* _Stored rows_:
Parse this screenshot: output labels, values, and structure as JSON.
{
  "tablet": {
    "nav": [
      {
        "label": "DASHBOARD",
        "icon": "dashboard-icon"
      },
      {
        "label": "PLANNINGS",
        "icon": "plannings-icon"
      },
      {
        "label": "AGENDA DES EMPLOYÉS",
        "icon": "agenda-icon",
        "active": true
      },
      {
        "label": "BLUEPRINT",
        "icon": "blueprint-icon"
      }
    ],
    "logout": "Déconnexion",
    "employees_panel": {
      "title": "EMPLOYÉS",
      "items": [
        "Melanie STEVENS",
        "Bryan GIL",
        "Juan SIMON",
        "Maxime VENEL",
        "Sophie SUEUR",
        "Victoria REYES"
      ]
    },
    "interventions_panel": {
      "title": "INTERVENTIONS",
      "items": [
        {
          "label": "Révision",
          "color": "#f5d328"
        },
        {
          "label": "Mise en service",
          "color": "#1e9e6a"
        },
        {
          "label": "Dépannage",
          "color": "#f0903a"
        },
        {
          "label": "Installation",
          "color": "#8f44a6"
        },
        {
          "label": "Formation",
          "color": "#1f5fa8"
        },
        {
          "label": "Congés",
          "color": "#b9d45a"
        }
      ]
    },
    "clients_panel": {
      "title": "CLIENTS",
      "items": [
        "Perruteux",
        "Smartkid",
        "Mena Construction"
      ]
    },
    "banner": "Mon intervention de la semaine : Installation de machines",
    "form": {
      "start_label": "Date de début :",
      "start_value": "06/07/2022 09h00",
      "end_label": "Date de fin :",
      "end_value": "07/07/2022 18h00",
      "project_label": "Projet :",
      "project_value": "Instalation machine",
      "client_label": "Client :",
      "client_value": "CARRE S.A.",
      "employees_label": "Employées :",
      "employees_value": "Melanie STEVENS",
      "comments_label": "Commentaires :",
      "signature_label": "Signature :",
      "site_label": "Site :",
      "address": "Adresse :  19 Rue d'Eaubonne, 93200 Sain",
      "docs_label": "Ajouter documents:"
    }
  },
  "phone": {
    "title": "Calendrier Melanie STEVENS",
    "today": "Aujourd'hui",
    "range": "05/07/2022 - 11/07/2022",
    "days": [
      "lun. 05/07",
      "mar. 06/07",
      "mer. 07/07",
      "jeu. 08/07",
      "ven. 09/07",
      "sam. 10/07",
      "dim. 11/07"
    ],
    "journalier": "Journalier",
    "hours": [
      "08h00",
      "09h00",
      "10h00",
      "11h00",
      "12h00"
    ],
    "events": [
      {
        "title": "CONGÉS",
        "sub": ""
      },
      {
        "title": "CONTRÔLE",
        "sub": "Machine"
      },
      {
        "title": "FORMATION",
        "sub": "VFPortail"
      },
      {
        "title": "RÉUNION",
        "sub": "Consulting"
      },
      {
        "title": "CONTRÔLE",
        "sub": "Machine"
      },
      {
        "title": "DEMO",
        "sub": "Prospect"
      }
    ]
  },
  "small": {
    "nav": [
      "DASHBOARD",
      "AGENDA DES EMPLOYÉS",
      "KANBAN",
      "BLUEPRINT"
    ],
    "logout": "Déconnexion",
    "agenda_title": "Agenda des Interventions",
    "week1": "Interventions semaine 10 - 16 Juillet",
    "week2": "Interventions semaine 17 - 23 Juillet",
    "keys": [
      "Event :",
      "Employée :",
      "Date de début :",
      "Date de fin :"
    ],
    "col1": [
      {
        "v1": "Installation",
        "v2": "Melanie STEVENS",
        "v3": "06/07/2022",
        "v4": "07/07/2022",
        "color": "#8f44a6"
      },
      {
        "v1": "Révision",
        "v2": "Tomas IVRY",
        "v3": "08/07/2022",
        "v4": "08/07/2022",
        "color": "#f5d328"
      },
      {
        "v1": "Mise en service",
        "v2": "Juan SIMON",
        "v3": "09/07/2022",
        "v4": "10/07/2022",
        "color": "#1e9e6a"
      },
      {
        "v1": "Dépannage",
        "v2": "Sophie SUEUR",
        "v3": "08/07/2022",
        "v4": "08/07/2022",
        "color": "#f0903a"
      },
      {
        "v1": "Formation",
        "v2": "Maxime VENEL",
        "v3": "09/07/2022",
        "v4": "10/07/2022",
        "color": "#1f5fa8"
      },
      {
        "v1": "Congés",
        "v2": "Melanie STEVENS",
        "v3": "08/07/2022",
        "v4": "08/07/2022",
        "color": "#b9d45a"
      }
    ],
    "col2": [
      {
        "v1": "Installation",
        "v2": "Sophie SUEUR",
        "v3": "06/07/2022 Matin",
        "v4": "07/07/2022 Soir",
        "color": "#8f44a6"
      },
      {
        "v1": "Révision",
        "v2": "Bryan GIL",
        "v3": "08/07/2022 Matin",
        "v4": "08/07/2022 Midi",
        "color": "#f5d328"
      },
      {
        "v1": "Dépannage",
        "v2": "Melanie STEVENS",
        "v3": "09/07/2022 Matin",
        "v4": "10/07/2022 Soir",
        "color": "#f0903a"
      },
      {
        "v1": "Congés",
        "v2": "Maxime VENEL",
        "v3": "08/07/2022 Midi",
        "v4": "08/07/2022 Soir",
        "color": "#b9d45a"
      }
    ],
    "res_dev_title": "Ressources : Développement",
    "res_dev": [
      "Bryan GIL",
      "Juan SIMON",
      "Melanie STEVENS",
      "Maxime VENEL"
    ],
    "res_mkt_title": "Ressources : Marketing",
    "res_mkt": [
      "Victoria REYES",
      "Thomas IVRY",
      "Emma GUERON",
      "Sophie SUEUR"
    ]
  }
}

* _Stated problem_:
Transcribe every entry verbatim.

* _Solution to this task_:
Parse this screenshot: output labels, values, and structure as JSON.
{
  "tablet": {
    "nav": [
      {
        "label": "DASHBOARD",
        "icon": "dashboard-icon"
      },
      {
        "label": "PLANNINGS",
        "icon": "plannings-icon"
      },
      {
        "label": "AGENDA DES EMPLOYÉS",
        "icon": "agenda-icon",
        "active": true
      },
      {
        "label": "BLUEPRINT",
        "icon": "blueprint-icon"
      }
    ],
    "logout": "Déconnexion",
    "employees_panel": {
      "title": "EMPLOYÉS",
      "items": [
        "Melanie STEVENS",
        "Bryan GIL",
        "Juan SIMON",
        "Maxime VENEL",
        "Sophie SUEUR",
        "Victoria REYES"
      ]
    },
    "interventions_panel": {
      "title": "INTERVENTIONS",
      "items": [
        {
          "label": "Révision",
          "color": "#f5d328"
        },
        {
          "label": "Mise en service",
          "color": "#1e9e6a"
        },
        {
          "label": "Dépannage",
          "color": "#f0903a"
        },
        {
          "label": "Installation",
          "color": "#8f44a6"
        },
        {
          "label": "Formation",
          "color": "#1f5fa8"
        },
        {
          "label": "Congés",
          "color": "#b9d45a"
        }
      ]
    },
    "clients_panel": {
      "title": "CLIENTS",
      "items": [
        "Perruteux",
        "Smartkid",
        "Mena Construction"
      ]
    },
    "banner": "Mon intervention de la semaine : Installation de machines",
    "form": {
      "start_label": "Date de début :",
      "start_value": "06/07/2022 09h00",
      "end_label": "Date de fin :",
      "end_value": "07/07/2022 18h00",
      "project_label": "Projet :",
      "project_value": "Instalation machine",
      "client_label": "Client :",
      "client_value": "CARRE S.A.",
      "employees_label": "Employées :",
      "employees_value": "Melanie STEVENS",
      "comments_label": "Commentaires :",
      "signature_label": "Signature :",
      "site_label": "Site :",
      "address": "Adresse :  19 Rue d'Eaubonne, 93200 Sain",
      "docs_label": "Ajouter documents:"
    }
  },
  "phone": {
    "title": "Calendrier Melanie STEVENS",
    "today": "Aujourd'hui",
    "range": "05/07/2022 - 11/07/2022",
    "days": [
      "lun. 05/07",
      "mar. 06/07",
      "mer. 07/07",
      "jeu. 08/07",
      "ven. 09/07",
      "sam. 10/07",
      "dim. 11/07"
    ],
    "journalier": "Journalier",
    "hours": [
      "08h00",
      "09h00",
      "10h00",
      "11h00",
      "12h00"
    ],
    "events": [
      {
        "title": "CONGÉS",
        "sub": ""
      },
      {
        "title": "CONTRÔLE",
        "sub": "Machine"
      },
      {
        "title": "FORMATION",
        "sub": "VFPortail"
      },
      {
        "title": "RÉUNION",
        "sub": "Consulting"
      },
      {
        "title": "CONTRÔLE",
        "sub": "Machine"
      },
      {
        "title": "DEMO",
        "sub": "Prospect"
      }
    ]
  },
  "small": {
    "nav": [
      "DASHBOARD",
      "AGENDA DES EMPLOYÉS",
      "KANBAN",
      "BLUEPRINT"
    ],
    "logout": "Déconnexion",
    "agenda_title": "Agenda des Interventions",
    "week1": "Interventions semaine 10 - 16 Juillet",
    "week2": "Interventions semaine 17 - 23 Juillet",
    "keys": [
      "Event :",
      "Employée :",
      "Date de début :",
      "Date de fin :"
    ],
    "col1": [
      {
        "v1": "Installation",
        "v2": "Melanie STEVENS",
        "v3": "06/07/2022",
        "v4": "07/07/2022",
        "color": "#8f44a6"
      },
      {
        "v1": "Révision",
        "v2": "Tomas IVRY",
        "v3": "08/07/2022",
        "v4": "08/07/2022",
        "color": "#f5d328"
      },
      {
        "v1": "Mise en service",
        "v2": "Juan SIMON",
        "v3": "09/07/2022",
        "v4": "10/07/2022",
        "color": "#1e9e6a"
      },
      {
        "v1": "Dépannage",
        "v2": "Sophie SUEUR",
        "v3": "08/07/2022",
        "v4": "08/07/2022",
        "color": "#f0903a"
      },
      {
        "v1": "Formation",
        "v2": "Maxime VENEL",
        "v3": "09/07/2022",
        "v4": "10/07/2022",
        "color": "#1f5fa8"
      },
      {
        "v1": "Congés",
        "v2": "Melanie STEVENS",
        "v3": "08/07/2022",
        "v4": "08/07/2022",
        "color": "#b9d45a"
      }
    ],
    "col2": [
      {
        "v1": "Installation",
        "v2": "Sophie SUEUR",
        "v3": "06/07/2022 Matin",
        "v4": "07/07/2022 Soir",
        "color": "#8f44a6"
      },
      {
        "v1": "Révision",
        "v2": "Bryan GIL",
        "v3": "08/07/2022 Matin",
        "v4": "08/07/2022 Midi",
        "color": "#f5d328"
      },
      {
        "v1": "Dépannage",
        "v2": "Melanie STEVENS",
        "v3": "09/07/2022 Matin",
        "v4": "10/07/2022 Soir",
        "color": "#f0903a"
      },
      {
        "v1": "Congés",
        "v2": "Maxime VENEL",
        "v3": "08/07/2022 Midi",
        "v4": "08/07/2022 Soir",
        "color": "#b9d45a"
      }
    ],
    "res_dev_title": "Ressources : Développement",
    "res_dev": [
      "Bryan GIL",
      "Juan SIMON",
      "Melanie STEVENS",
      "Maxime VENEL"
    ],
    "res_mkt_title": "Ressources : Marketing",
    "res_mkt": [
      "Victoria REYES",
      "Thomas IVRY",
      "Emma GUERON",
      "Sophie SUEUR"
    ]
  }
}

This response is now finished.